En cierta ocasión uno de sus camaradas lo sujetaba con mucha fuerza para evitar que cometiese alguna locura. Le decía que se calmara, que no merecía la pena. Y Marco respondía que de donde él venía los hombres no jugaban con sus semejantes, que le habían enseñado el respeto, pero que acá en la ciudad actuábamos peor que los animales.

El camarada preguntó qué haría para remediar eso. Marco respondió que la próxima vez mataría, que luego huiría internándose en la profundidad de los bosques de donde venía y que él conocía a la perfección, y que nadie podría encontrarlo jamás. Dijo: "Acá la gente se olvida que puede morirse. Creen que pueden hacer lo que quieren".

Su camarada lo miró y comprendió que esa amalgama de juventud en realidad escondía mosaicos indescifrables de peligros desconocidos. Recordó a su madre que con ojos llorosos le rogó que no matase a nadie, porque eso era "pecado mortal". Para ella, no había nada peor que irse al infierno.

"Comprendió que esa amalgama de juventud en realidad escondía mosaicos indescifrables de peligros desconocidos".

También recordó a su abuelo. Él era de origen español y en las noches cerca del fuego le contaba vivencias de esa lejana tierra. Miró fijamente a Marco y le pareció ver al toro de lidia del que tantas veces le hablara.

Y es que en España se organizan corridas diferentes a nuestros típicos torines criollos. Acá en el ruedo se sueltan a unas vacas flacas como "peligrosos" toros, que las más de las veces matarían, pero de aburrimiento. Allá los toros eran especiales, genéticamente bravos, estaban muy bien alimentados y eran criados especialmente para lo que ellos llamaban la faena.

Allá no habían payasos, sino toreros asesinos. Vestidos con impecable uniforme –como lo hacen los militares– salen a la arena para torturar y matar. La función inicia momentos antes de la salida del toro, cuando es sujetado y le clavan alfileres en los testículos para enloquecerlo de dolor e incitar su furia. Así es recibido por los toreros y corre para tratar de desprenderse de ese dolor, pero una y otra vez el capote del matador lo engaña. Al borde del paroxismo, para aumentar el dolor y mermar fuerza, en cada arremetida le clavan banderillas.

════════

Objetivo 1:
Reproduce sin cambios los registros, desde el primero hasta la línea que contiene "Localize each UI", esa línea incluida.

════════

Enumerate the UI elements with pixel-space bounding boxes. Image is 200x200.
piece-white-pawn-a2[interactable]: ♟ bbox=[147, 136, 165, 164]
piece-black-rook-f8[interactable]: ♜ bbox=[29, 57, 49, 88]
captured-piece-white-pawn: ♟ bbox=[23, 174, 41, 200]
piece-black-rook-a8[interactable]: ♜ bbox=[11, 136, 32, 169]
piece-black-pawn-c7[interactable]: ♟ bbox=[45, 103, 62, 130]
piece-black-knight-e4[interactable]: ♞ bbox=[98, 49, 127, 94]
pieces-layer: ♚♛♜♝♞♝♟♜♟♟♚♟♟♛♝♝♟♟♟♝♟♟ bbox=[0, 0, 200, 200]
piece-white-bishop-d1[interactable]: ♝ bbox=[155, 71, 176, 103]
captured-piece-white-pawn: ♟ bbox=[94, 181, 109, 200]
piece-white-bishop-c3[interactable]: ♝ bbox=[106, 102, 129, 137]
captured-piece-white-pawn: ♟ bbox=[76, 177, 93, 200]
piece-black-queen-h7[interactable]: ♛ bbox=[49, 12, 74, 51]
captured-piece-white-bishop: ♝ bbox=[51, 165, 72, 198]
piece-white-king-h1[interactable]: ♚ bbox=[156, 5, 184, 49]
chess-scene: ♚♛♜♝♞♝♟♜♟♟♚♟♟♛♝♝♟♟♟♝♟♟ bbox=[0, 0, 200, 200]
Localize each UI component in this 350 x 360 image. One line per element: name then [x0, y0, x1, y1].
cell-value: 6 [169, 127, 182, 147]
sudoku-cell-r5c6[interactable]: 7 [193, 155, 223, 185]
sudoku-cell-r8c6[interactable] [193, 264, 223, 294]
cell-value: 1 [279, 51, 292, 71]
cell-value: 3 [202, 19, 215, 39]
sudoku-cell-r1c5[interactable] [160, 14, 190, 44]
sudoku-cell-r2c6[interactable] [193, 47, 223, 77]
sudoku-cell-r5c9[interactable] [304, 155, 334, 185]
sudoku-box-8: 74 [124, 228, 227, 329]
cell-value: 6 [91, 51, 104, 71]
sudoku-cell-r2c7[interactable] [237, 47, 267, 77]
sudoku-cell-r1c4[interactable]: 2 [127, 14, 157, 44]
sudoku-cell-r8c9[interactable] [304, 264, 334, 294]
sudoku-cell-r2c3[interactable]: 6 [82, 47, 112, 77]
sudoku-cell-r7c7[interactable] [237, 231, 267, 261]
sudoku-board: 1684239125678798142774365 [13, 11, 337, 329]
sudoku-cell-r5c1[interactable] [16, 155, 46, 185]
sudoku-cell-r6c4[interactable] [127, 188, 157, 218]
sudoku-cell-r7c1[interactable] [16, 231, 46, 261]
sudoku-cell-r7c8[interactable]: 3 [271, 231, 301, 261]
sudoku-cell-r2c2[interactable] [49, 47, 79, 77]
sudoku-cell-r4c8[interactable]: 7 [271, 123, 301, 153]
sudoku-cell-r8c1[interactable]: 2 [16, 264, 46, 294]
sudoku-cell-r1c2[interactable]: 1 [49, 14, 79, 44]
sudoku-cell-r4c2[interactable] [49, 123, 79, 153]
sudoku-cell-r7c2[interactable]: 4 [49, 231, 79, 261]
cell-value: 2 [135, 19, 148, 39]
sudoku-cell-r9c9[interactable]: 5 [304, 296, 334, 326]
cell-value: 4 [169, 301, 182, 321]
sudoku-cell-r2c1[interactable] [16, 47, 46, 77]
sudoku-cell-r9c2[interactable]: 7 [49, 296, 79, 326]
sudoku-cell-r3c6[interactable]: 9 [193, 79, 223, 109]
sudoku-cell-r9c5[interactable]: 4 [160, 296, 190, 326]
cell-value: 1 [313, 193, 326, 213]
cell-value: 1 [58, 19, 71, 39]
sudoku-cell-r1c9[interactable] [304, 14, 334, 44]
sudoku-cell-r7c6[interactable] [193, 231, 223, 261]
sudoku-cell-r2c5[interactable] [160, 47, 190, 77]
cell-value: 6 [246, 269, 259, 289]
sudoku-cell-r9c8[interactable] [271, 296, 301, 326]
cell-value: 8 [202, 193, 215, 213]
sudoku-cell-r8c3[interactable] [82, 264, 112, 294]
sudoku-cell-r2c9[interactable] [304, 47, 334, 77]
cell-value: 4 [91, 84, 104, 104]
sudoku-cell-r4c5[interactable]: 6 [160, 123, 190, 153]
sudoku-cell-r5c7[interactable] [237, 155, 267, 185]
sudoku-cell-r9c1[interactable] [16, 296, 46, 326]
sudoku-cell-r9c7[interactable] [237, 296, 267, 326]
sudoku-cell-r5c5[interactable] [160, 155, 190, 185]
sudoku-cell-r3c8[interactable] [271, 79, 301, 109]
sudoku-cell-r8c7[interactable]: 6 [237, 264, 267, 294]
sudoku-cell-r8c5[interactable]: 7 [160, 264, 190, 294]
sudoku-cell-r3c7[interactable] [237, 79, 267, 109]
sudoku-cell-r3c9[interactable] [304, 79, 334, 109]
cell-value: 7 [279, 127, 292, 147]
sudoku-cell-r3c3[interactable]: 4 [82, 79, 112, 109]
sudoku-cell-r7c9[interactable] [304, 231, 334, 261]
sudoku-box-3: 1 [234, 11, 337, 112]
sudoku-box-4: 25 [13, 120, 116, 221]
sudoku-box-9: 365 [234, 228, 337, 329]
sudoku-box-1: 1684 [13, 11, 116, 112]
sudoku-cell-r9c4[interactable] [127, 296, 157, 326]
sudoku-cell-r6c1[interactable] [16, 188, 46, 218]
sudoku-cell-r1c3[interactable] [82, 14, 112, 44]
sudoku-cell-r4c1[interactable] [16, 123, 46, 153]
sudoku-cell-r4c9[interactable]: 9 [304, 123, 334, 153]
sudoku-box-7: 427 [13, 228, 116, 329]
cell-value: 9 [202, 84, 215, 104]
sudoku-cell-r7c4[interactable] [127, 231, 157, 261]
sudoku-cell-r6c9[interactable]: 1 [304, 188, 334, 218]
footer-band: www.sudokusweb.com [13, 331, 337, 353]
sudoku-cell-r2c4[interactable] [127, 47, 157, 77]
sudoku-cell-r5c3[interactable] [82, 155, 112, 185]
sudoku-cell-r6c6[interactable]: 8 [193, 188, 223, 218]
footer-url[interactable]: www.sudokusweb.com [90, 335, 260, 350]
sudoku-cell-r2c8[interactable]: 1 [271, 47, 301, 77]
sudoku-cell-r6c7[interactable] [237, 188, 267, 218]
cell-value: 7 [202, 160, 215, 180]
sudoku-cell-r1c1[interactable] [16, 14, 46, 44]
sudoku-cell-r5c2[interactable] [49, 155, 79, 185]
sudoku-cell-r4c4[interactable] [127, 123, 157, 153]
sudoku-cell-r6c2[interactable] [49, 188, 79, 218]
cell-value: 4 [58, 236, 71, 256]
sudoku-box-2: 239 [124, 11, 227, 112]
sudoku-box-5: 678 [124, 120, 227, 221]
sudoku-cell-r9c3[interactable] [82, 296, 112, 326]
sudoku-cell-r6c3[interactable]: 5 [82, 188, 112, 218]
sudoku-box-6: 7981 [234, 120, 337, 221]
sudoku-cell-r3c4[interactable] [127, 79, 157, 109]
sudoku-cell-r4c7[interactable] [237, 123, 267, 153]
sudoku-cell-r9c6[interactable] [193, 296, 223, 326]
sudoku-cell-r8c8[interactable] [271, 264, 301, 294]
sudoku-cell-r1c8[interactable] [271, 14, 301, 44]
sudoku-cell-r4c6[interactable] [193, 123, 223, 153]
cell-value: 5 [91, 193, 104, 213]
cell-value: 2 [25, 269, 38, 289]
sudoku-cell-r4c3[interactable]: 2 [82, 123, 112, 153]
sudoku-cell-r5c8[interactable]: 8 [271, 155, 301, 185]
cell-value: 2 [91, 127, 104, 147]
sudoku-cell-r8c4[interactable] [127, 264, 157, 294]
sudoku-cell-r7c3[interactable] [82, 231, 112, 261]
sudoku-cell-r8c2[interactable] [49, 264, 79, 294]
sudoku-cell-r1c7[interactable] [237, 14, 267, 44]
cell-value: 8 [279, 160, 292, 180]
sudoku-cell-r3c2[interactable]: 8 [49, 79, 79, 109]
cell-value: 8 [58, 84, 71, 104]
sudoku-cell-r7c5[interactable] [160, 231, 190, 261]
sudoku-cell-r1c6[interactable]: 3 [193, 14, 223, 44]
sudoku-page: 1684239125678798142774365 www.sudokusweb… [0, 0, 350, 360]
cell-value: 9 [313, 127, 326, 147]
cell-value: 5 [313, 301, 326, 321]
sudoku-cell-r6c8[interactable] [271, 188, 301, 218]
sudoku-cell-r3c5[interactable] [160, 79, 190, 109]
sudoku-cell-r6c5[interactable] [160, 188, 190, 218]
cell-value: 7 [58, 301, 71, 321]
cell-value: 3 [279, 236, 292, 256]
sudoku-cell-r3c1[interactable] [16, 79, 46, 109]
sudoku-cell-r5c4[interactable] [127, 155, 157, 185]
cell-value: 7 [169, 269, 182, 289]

════════

Objetivo 2:
Responde estas preguntas sobre el fragmento:
(a) ¿Adónde dice Marco que huiría después de matar?
(b) ¿De qué origen era el abuelo que se menciona?
(c) ¿Qué le clavan al toro en cada arremetida?

Solución 1:
Enumerate the UI elements with pixel-space bounding boxes. Image is 200x200.
piece-white-pawn-a2[interactable]: ♟ bbox=[147, 136, 165, 164]
piece-black-rook-f8[interactable]: ♜ bbox=[29, 57, 49, 88]
captured-piece-white-pawn: ♟ bbox=[23, 174, 41, 200]
piece-black-rook-a8[interactable]: ♜ bbox=[11, 136, 32, 169]
piece-black-pawn-c7[interactable]: ♟ bbox=[45, 103, 62, 130]
piece-black-knight-e4[interactable]: ♞ bbox=[98, 49, 127, 94]
pieces-layer: ♚♛♜♝♞♝♟♜♟♟♚♟♟♛♝♝♟♟♟♝♟♟ bbox=[0, 0, 200, 200]
piece-white-bishop-d1[interactable]: ♝ bbox=[155, 71, 176, 103]
captured-piece-white-pawn: ♟ bbox=[94, 181, 109, 200]
piece-white-bishop-c3[interactable]: ♝ bbox=[106, 102, 129, 137]
captured-piece-white-pawn: ♟ bbox=[76, 177, 93, 200]
piece-black-queen-h7[interactable]: ♛ bbox=[49, 12, 74, 51]
captured-piece-white-bishop: ♝ bbox=[51, 165, 72, 198]
piece-white-king-h1[interactable]: ♚ bbox=[156, 5, 184, 49]
chess-scene: ♚♛♜♝♞♝♟♜♟♟♚♟♟♛♝♝♟♟♟♝♟♟ bbox=[0, 0, 200, 200]
Localize each UI component in this 350 x 360 image. One line per element: name then [x0, y0, x1, y1].

Solución 2:
(a) A la profundidad de los bosques de donde venía, que él conocía a la perfección.
(b) De origen español.
(c) Banderillas.